--- PROBLEM DETAILS ---
Find every line in the records below that holds the word "name" and copy it.

(Data listing)
┌──

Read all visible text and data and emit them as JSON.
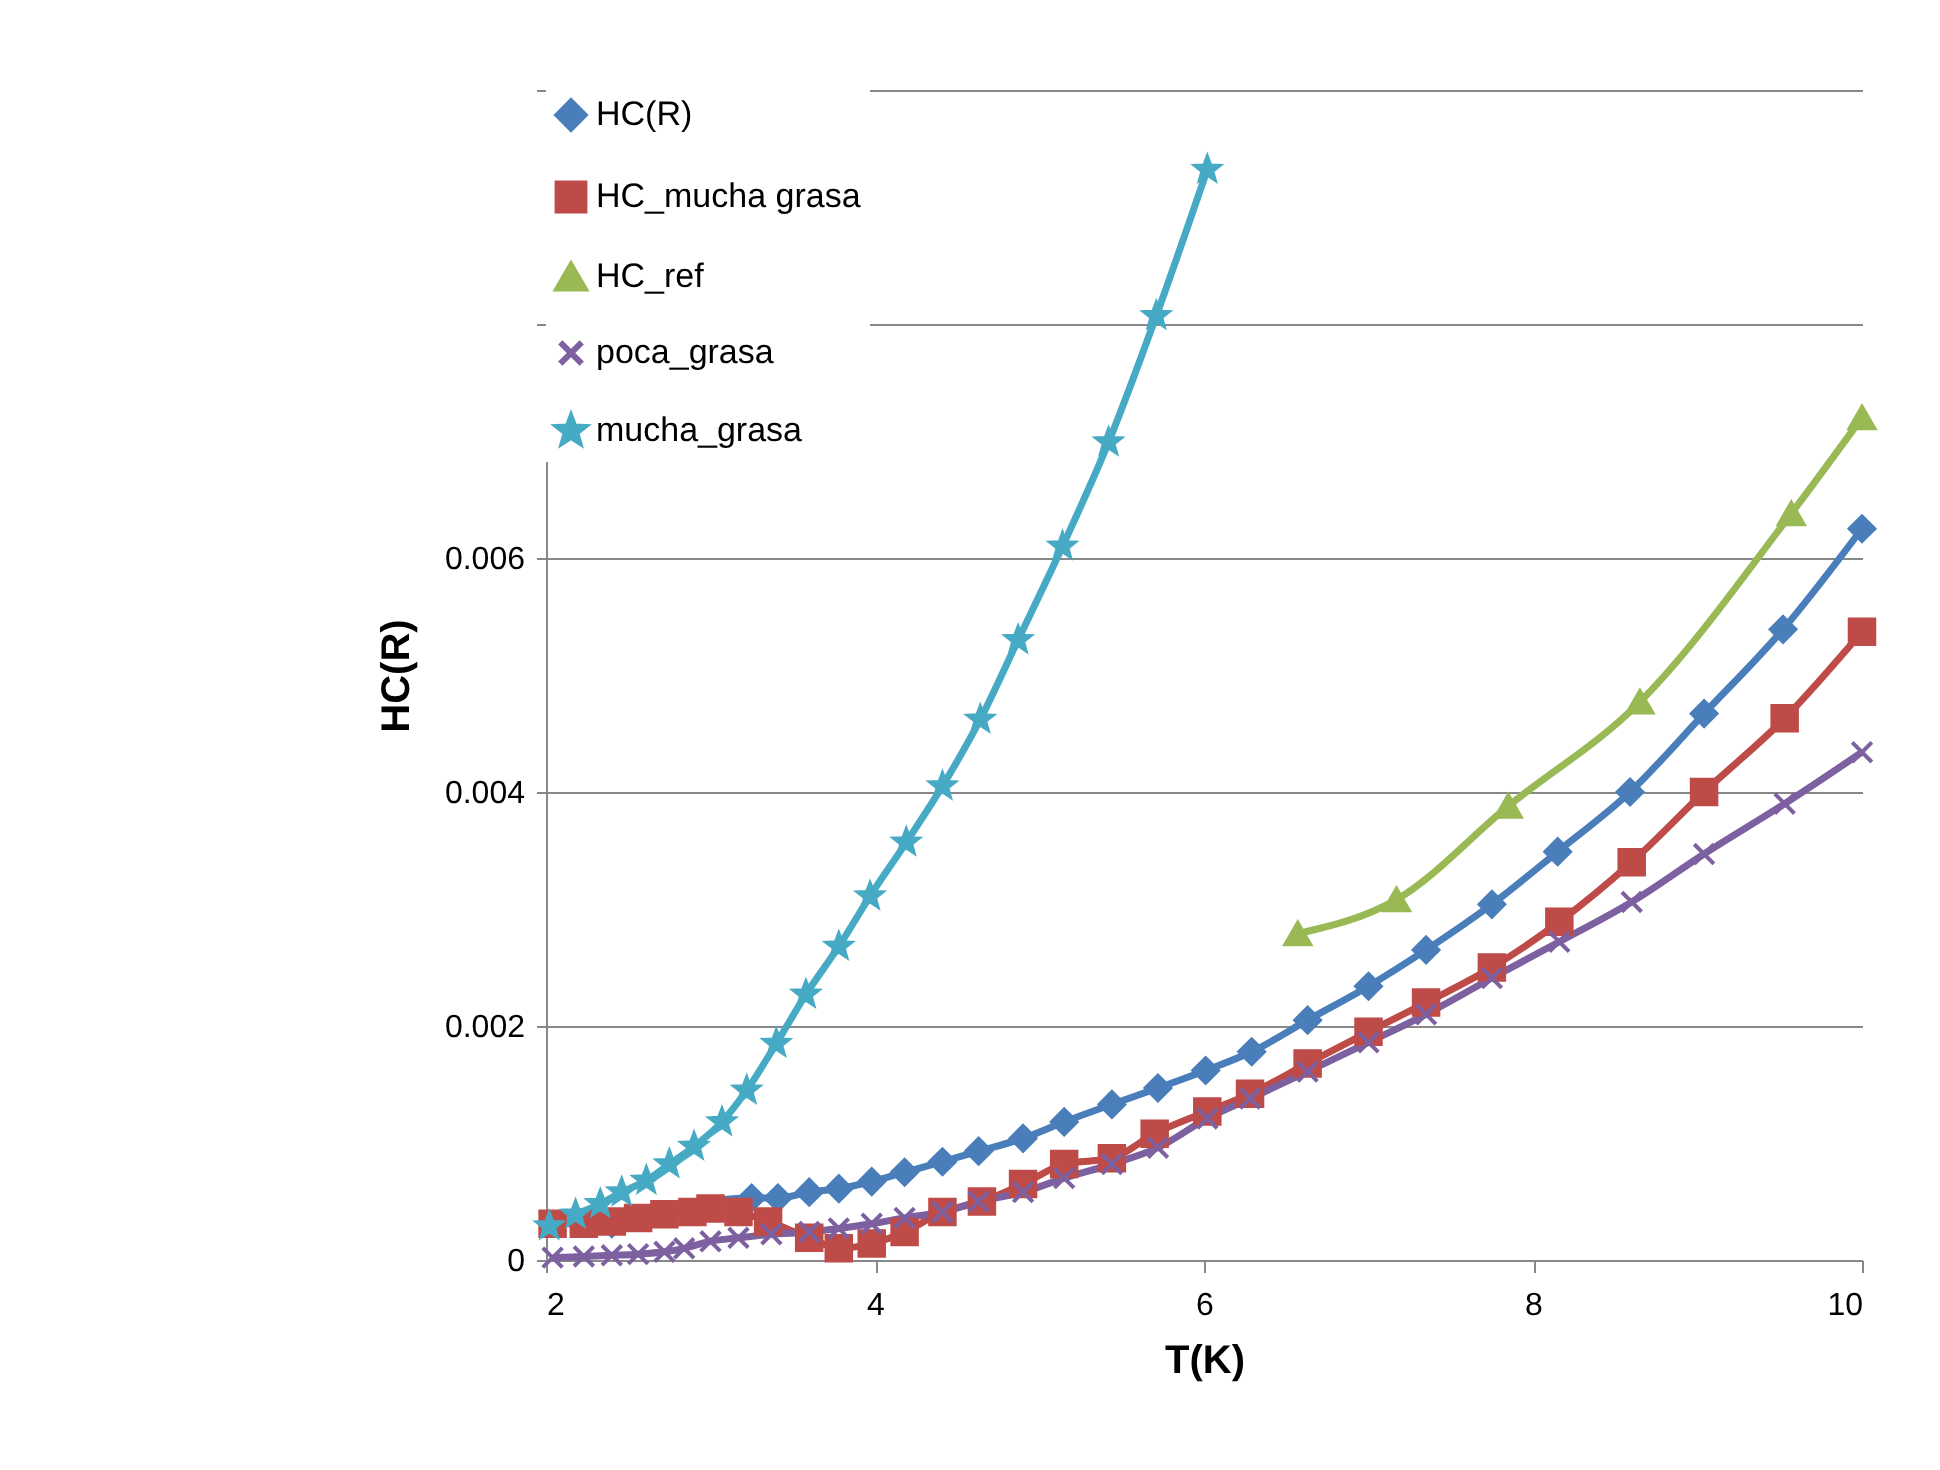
{
  "chart_data": {
    "type": "line",
    "xlabel": "T(K)",
    "ylabel": "HC(R)",
    "xlim": [
      2,
      10
    ],
    "xticks": [
      2,
      4,
      6,
      8,
      10
    ],
    "ylim": [
      0,
      0.01
    ],
    "yticks": [
      0,
      0.002,
      0.004,
      0.006,
      {
        "value": 0.008,
        "label": null
      },
      {
        "value": 0.01,
        "label": null
      }
    ],
    "grid": "y",
    "legend": "top left",
    "line_style": "solid",
    "series": [
      {
        "name": "HC(R)",
        "color": "#4a7ebb",
        "marker": "diamond",
        "x": [
          2.4,
          3.25,
          3.41,
          3.6,
          3.78,
          3.98,
          4.18,
          4.41,
          4.63,
          4.9,
          5.15,
          5.44,
          5.72,
          6.01,
          6.29,
          6.63,
          7.0,
          7.35,
          7.75,
          8.15,
          8.59,
          9.04,
          9.52,
          10.0
        ],
        "values": [
          0.00031,
          0.00053,
          0.00053,
          0.00058,
          0.00061,
          0.00067,
          0.00075,
          0.00084,
          0.00093,
          0.00104,
          0.00118,
          0.00133,
          0.00147,
          0.00162,
          0.00178,
          0.00205,
          0.00234,
          0.00265,
          0.00304,
          0.00349,
          0.004,
          0.00467,
          0.00539,
          0.00625
        ]
      },
      {
        "name": "HC_mucha grasa",
        "color": "#be4b48",
        "marker": "square",
        "x": [
          2.04,
          2.23,
          2.4,
          2.56,
          2.72,
          2.89,
          3.0,
          3.17,
          3.35,
          3.6,
          3.78,
          3.98,
          4.18,
          4.41,
          4.65,
          4.9,
          5.15,
          5.44,
          5.7,
          6.02,
          6.28,
          6.63,
          7.0,
          7.35,
          7.75,
          8.16,
          8.6,
          9.04,
          9.53,
          10.0
        ],
        "values": [
          0.00031,
          0.00031,
          0.00033,
          0.00036,
          0.00039,
          0.00041,
          0.00044,
          0.00041,
          0.00033,
          0.00019,
          0.0001,
          0.00014,
          0.00024,
          0.00041,
          0.0005,
          0.00065,
          0.00082,
          0.00087,
          0.00108,
          0.00127,
          0.00142,
          0.00168,
          0.00195,
          0.0022,
          0.0025,
          0.00289,
          0.0034,
          0.004,
          0.00463,
          0.00537
        ]
      },
      {
        "name": "HC_ref",
        "color": "#98b954",
        "marker": "triangle",
        "x": [
          6.57,
          7.17,
          7.85,
          8.65,
          9.57,
          10.0
        ],
        "values": [
          0.00279,
          0.00308,
          0.00388,
          0.00477,
          0.00638,
          0.0072
        ]
      },
      {
        "name": "poca_grasa",
        "color": "#7d60a0",
        "marker": "cross",
        "x": [
          2.04,
          2.23,
          2.4,
          2.56,
          2.72,
          2.84,
          3.0,
          3.17,
          3.37,
          3.6,
          3.78,
          3.98,
          4.18,
          4.41,
          4.63,
          4.9,
          5.15,
          5.44,
          5.72,
          6.02,
          6.28,
          6.63,
          7.0,
          7.35,
          7.75,
          8.16,
          8.6,
          9.04,
          9.53,
          10.0
        ],
        "values": [
          2e-05,
          3e-05,
          4e-05,
          5e-05,
          7e-05,
          0.0001,
          0.00016,
          0.00019,
          0.00022,
          0.00024,
          0.00027,
          0.00031,
          0.00036,
          0.00041,
          0.0005,
          0.00058,
          0.0007,
          0.00082,
          0.00096,
          0.00121,
          0.00138,
          0.00161,
          0.00186,
          0.0021,
          0.00241,
          0.00272,
          0.00306,
          0.00347,
          0.0039,
          0.00434
        ]
      },
      {
        "name": "mucha_grasa",
        "color": "#46aac5",
        "marker": "star",
        "x": [
          2.02,
          2.18,
          2.33,
          2.46,
          2.61,
          2.75,
          2.9,
          3.07,
          3.22,
          3.4,
          3.58,
          3.78,
          3.97,
          4.19,
          4.41,
          4.64,
          4.87,
          5.14,
          5.42,
          5.71,
          6.02
        ],
        "values": [
          0.00029,
          0.00039,
          0.00048,
          0.00058,
          0.00068,
          0.00082,
          0.00097,
          0.00118,
          0.00145,
          0.00185,
          0.00227,
          0.00268,
          0.00311,
          0.00357,
          0.00405,
          0.00462,
          0.0053,
          0.0061,
          0.00699,
          0.00807,
          0.00932
        ]
      }
    ]
  }
}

└──

--- EXERCISE RESULT ---
        "name": "HC(R)",
        "name": "HC_mucha grasa",
        "name": "HC_ref",
        "name": "poca_grasa",
        "name": "mucha_grasa",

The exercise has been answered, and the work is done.